> **YOUR GOAL**
Return all of the lines below exactly as they are.

> **RECORDS FOR THIS TASK**
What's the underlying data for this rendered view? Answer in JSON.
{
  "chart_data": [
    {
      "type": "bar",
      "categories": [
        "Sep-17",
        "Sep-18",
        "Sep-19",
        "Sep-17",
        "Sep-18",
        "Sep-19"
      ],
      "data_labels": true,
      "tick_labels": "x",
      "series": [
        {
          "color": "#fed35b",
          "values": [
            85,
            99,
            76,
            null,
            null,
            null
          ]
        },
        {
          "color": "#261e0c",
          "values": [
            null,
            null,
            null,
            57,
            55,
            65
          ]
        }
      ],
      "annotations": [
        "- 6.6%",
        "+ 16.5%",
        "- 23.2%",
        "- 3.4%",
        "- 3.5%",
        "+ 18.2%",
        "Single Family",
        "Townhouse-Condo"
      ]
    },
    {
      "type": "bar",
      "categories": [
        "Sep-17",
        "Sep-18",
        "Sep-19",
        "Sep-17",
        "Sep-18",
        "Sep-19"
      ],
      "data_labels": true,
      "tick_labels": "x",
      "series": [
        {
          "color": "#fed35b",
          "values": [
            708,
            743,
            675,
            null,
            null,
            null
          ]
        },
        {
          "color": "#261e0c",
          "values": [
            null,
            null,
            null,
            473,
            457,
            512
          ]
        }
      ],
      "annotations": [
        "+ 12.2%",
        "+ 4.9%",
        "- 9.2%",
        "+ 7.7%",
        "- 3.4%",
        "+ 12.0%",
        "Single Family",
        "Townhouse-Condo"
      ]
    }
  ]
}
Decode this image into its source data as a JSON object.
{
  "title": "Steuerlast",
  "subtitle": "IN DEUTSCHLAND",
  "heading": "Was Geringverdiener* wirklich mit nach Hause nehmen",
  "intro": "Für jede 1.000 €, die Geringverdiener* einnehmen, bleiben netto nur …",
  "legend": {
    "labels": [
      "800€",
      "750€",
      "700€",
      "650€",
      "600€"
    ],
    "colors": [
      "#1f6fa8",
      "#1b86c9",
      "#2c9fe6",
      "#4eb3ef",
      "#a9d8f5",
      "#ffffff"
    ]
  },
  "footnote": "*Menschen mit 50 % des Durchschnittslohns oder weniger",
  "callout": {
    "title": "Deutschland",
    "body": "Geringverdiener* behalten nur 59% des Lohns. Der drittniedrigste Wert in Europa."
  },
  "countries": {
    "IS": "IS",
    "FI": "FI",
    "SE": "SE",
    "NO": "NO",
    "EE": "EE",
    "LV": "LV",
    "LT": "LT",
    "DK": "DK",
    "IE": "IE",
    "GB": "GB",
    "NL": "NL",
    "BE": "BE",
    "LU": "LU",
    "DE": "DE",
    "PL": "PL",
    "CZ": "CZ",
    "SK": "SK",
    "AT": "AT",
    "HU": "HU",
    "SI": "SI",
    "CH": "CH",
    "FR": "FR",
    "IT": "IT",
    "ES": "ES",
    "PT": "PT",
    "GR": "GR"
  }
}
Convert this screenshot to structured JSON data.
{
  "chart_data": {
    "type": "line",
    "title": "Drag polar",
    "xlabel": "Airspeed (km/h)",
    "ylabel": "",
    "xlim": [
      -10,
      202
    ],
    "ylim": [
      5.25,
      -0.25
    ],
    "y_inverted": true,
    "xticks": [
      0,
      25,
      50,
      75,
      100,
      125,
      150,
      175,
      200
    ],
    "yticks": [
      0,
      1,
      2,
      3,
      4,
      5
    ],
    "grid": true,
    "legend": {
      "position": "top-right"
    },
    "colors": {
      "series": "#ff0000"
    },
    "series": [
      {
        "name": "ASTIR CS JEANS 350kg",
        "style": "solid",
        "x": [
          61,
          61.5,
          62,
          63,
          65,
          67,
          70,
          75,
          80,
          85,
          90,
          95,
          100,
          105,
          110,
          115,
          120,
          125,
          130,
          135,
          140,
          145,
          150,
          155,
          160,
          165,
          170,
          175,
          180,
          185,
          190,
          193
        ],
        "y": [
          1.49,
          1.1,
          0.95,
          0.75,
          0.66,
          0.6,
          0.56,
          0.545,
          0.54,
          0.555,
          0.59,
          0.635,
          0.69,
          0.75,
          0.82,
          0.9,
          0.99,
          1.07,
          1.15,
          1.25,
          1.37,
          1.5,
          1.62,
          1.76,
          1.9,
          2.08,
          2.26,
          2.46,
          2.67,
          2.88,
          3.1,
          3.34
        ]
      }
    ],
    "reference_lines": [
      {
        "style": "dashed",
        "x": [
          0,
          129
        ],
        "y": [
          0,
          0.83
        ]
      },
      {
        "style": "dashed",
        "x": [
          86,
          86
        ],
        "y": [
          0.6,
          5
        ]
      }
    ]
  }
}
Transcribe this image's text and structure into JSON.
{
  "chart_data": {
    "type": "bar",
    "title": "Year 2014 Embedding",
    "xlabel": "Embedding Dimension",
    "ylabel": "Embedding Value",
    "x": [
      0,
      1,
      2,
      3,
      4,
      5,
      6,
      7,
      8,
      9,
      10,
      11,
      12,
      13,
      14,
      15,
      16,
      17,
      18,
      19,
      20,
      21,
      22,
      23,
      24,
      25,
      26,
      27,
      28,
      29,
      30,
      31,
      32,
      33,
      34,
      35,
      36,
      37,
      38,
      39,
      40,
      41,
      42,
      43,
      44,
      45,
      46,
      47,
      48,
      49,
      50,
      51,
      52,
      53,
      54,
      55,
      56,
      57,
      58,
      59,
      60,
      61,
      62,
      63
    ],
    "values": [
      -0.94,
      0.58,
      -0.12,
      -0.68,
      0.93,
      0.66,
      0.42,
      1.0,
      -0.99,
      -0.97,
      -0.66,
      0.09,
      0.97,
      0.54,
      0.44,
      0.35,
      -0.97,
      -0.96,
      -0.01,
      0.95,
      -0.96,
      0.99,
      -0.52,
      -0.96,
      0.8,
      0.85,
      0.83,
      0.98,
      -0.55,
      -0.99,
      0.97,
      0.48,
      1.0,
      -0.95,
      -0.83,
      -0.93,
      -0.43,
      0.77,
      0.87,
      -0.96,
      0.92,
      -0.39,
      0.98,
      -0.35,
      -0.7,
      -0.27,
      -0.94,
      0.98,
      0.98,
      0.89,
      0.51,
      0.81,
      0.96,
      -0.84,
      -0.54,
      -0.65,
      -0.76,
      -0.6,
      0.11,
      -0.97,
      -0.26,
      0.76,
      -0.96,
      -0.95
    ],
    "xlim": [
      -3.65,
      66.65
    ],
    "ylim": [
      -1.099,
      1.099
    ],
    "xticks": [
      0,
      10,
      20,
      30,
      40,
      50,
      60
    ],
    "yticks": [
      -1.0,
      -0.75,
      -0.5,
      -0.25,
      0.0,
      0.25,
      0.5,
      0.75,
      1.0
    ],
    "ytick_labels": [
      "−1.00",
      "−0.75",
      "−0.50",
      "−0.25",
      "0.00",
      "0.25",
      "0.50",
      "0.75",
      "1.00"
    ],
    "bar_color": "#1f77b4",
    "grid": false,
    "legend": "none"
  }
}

> **SOLUTION FOR THIS EXERCISE**
What's the underlying data for this rendered view? Answer in JSON.
{
  "chart_data": [
    {
      "type": "bar",
      "categories": [
        "Sep-17",
        "Sep-18",
        "Sep-19",
        "Sep-17",
        "Sep-18",
        "Sep-19"
      ],
      "data_labels": true,
      "tick_labels": "x",
      "series": [
        {
          "color": "#fed35b",
          "values": [
            85,
            99,
            76,
            null,
            null,
            null
          ]
        },
        {
          "color": "#261e0c",
          "values": [
            null,
            null,
            null,
            57,
            55,
            65
          ]
        }
      ],
      "annotations": [
        "- 6.6%",
        "+ 16.5%",
        "- 23.2%",
        "- 3.4%",
        "- 3.5%",
        "+ 18.2%",
        "Single Family",
        "Townhouse-Condo"
      ]
    },
    {
      "type": "bar",
      "categories": [
        "Sep-17",
        "Sep-18",
        "Sep-19",
        "Sep-17",
        "Sep-18",
        "Sep-19"
      ],
      "data_labels": true,
      "tick_labels": "x",
      "series": [
        {
          "color": "#fed35b",
          "values": [
            708,
            743,
            675,
            null,
            null,
            null
          ]
        },
        {
          "color": "#261e0c",
          "values": [
            null,
            null,
            null,
            473,
            457,
            512
          ]
        }
      ],
      "annotations": [
        "+ 12.2%",
        "+ 4.9%",
        "- 9.2%",
        "+ 7.7%",
        "- 3.4%",
        "+ 12.0%",
        "Single Family",
        "Townhouse-Condo"
      ]
    }
  ]
}
Decode this image into its source data as a JSON object.
{
  "title": "Steuerlast",
  "subtitle": "IN DEUTSCHLAND",
  "heading": "Was Geringverdiener* wirklich mit nach Hause nehmen",
  "intro": "Für jede 1.000 €, die Geringverdiener* einnehmen, bleiben netto nur …",
  "legend": {
    "labels": [
      "800€",
      "750€",
      "700€",
      "650€",
      "600€"
    ],
    "colors": [
      "#1f6fa8",
      "#1b86c9",
      "#2c9fe6",
      "#4eb3ef",
      "#a9d8f5",
      "#ffffff"
    ]
  },
  "footnote": "*Menschen mit 50 % des Durchschnittslohns oder weniger",
  "callout": {
    "title": "Deutschland",
    "body": "Geringverdiener* behalten nur 59% des Lohns. Der drittniedrigste Wert in Europa."
  },
  "countries": {
    "IS": "IS",
    "FI": "FI",
    "SE": "SE",
    "NO": "NO",
    "EE": "EE",
    "LV": "LV",
    "LT": "LT",
    "DK": "DK",
    "IE": "IE",
    "GB": "GB",
    "NL": "NL",
    "BE": "BE",
    "LU": "LU",
    "DE": "DE",
    "PL": "PL",
    "CZ": "CZ",
    "SK": "SK",
    "AT": "AT",
    "HU": "HU",
    "SI": "SI",
    "CH": "CH",
    "FR": "FR",
    "IT": "IT",
    "ES": "ES",
    "PT": "PT",
    "GR": "GR"
  }
}
Convert this screenshot to structured JSON data.
{
  "chart_data": {
    "type": "line",
    "title": "Drag polar",
    "xlabel": "Airspeed (km/h)",
    "ylabel": "",
    "xlim": [
      -10,
      202
    ],
    "ylim": [
      5.25,
      -0.25
    ],
    "y_inverted": true,
    "xticks": [
      0,
      25,
      50,
      75,
      100,
      125,
      150,
      175,
      200
    ],
    "yticks": [
      0,
      1,
      2,
      3,
      4,
      5
    ],
    "grid": true,
    "legend": {
      "position": "top-right"
    },
    "colors": {
      "series": "#ff0000"
    },
    "series": [
      {
        "name": "ASTIR CS JEANS 350kg",
        "style": "solid",
        "x": [
          61,
          61.5,
          62,
          63,
          65,
          67,
          70,
          75,
          80,
          85,
          90,
          95,
          100,
          105,
          110,
          115,
          120,
          125,
          130,
          135,
          140,
          145,
          150,
          155,
          160,
          165,
          170,
          175,
          180,
          185,
          190,
          193
        ],
        "y": [
          1.49,
          1.1,
          0.95,
          0.75,
          0.66,
          0.6,
          0.56,
          0.545,
          0.54,
          0.555,
          0.59,
          0.635,
          0.69,
          0.75,
          0.82,
          0.9,
          0.99,
          1.07,
          1.15,
          1.25,
          1.37,
          1.5,
          1.62,
          1.76,
          1.9,
          2.08,
          2.26,
          2.46,
          2.67,
          2.88,
          3.1,
          3.34
        ]
      }
    ],
    "reference_lines": [
      {
        "style": "dashed",
        "x": [
          0,
          129
        ],
        "y": [
          0,
          0.83
        ]
      },
      {
        "style": "dashed",
        "x": [
          86,
          86
        ],
        "y": [
          0.6,
          5
        ]
      }
    ]
  }
}
Transcribe this image's text and structure into JSON.
{
  "chart_data": {
    "type": "bar",
    "title": "Year 2014 Embedding",
    "xlabel": "Embedding Dimension",
    "ylabel": "Embedding Value",
    "x": [
      0,
      1,
      2,
      3,
      4,
      5,
      6,
      7,
      8,
      9,
      10,
      11,
      12,
      13,
      14,
      15,
      16,
      17,
      18,
      19,
      20,
      21,
      22,
      23,
      24,
      25,
      26,
      27,
      28,
      29,
      30,
      31,
      32,
      33,
      34,
      35,
      36,
      37,
      38,
      39,
      40,
      41,
      42,
      43,
      44,
      45,
      46,
      47,
      48,
      49,
      50,
      51,
      52,
      53,
      54,
      55,
      56,
      57,
      58,
      59,
      60,
      61,
      62,
      63
    ],
    "values": [
      -0.94,
      0.58,
      -0.12,
      -0.68,
      0.93,
      0.66,
      0.42,
      1.0,
      -0.99,
      -0.97,
      -0.66,
      0.09,
      0.97,
      0.54,
      0.44,
      0.35,
      -0.97,
      -0.96,
      -0.01,
      0.95,
      -0.96,
      0.99,
      -0.52,
      -0.96,
      0.8,
      0.85,
      0.83,
      0.98,
      -0.55,
      -0.99,
      0.97,
      0.48,
      1.0,
      -0.95,
      -0.83,
      -0.93,
      -0.43,
      0.77,
      0.87,
      -0.96,
      0.92,
      -0.39,
      0.98,
      -0.35,
      -0.7,
      -0.27,
      -0.94,
      0.98,
      0.98,
      0.89,
      0.51,
      0.81,
      0.96,
      -0.84,
      -0.54,
      -0.65,
      -0.76,
      -0.6,
      0.11,
      -0.97,
      -0.26,
      0.76,
      -0.96,
      -0.95
    ],
    "xlim": [
      -3.65,
      66.65
    ],
    "ylim": [
      -1.099,
      1.099
    ],
    "xticks": [
      0,
      10,
      20,
      30,
      40,
      50,
      60
    ],
    "yticks": [
      -1.0,
      -0.75,
      -0.5,
      -0.25,
      0.0,
      0.25,
      0.5,
      0.75,
      1.0
    ],
    "ytick_labels": [
      "−1.00",
      "−0.75",
      "−0.50",
      "−0.25",
      "0.00",
      "0.25",
      "0.50",
      "0.75",
      "1.00"
    ],
    "bar_color": "#1f77b4",
    "grid": false,
    "legend": "none"
  }
}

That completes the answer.